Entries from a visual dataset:
++++++++++++++++++++
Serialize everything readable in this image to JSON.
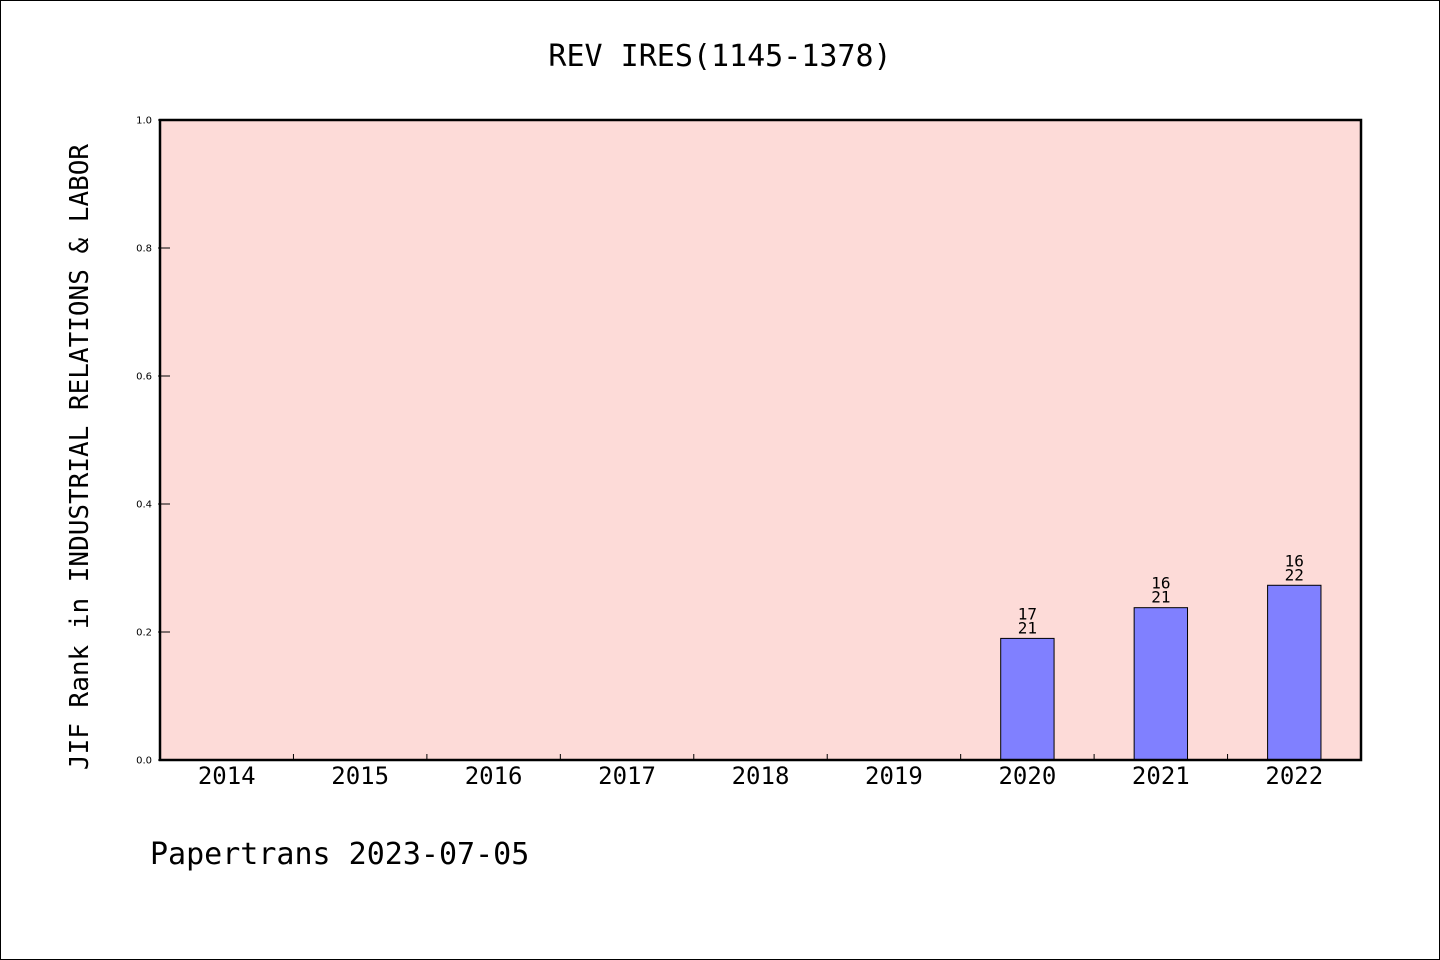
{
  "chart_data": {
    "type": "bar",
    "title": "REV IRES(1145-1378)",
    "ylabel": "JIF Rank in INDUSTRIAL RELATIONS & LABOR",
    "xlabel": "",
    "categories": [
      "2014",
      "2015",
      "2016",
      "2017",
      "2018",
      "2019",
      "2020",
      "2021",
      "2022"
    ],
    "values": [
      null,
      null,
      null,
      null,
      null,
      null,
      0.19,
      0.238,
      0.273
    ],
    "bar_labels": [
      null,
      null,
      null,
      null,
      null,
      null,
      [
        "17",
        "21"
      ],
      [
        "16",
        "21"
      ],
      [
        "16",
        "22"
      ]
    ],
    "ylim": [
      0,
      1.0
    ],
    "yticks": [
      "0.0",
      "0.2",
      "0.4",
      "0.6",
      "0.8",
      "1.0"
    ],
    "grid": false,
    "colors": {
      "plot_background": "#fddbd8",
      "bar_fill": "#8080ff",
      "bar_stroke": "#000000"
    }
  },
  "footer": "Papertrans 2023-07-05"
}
++++++++++++++++++++
*Short task:* Return the material exactly as given, apart from the pictures.

*Correct answer:*
Serialize everything readable in this image to JSON.
{
  "chart_data": {
    "type": "bar",
    "title": "REV IRES(1145-1378)",
    "ylabel": "JIF Rank in INDUSTRIAL RELATIONS & LABOR",
    "xlabel": "",
    "categories": [
      "2014",
      "2015",
      "2016",
      "2017",
      "2018",
      "2019",
      "2020",
      "2021",
      "2022"
    ],
    "values": [
      null,
      null,
      null,
      null,
      null,
      null,
      0.19,
      0.238,
      0.273
    ],
    "bar_labels": [
      null,
      null,
      null,
      null,
      null,
      null,
      [
        "17",
        "21"
      ],
      [
        "16",
        "21"
      ],
      [
        "16",
        "22"
      ]
    ],
    "ylim": [
      0,
      1.0
    ],
    "yticks": [
      "0.0",
      "0.2",
      "0.4",
      "0.6",
      "0.8",
      "1.0"
    ],
    "grid": false,
    "colors": {
      "plot_background": "#fddbd8",
      "bar_fill": "#8080ff",
      "bar_stroke": "#000000"
    }
  },
  "footer": "Papertrans 2023-07-05"
}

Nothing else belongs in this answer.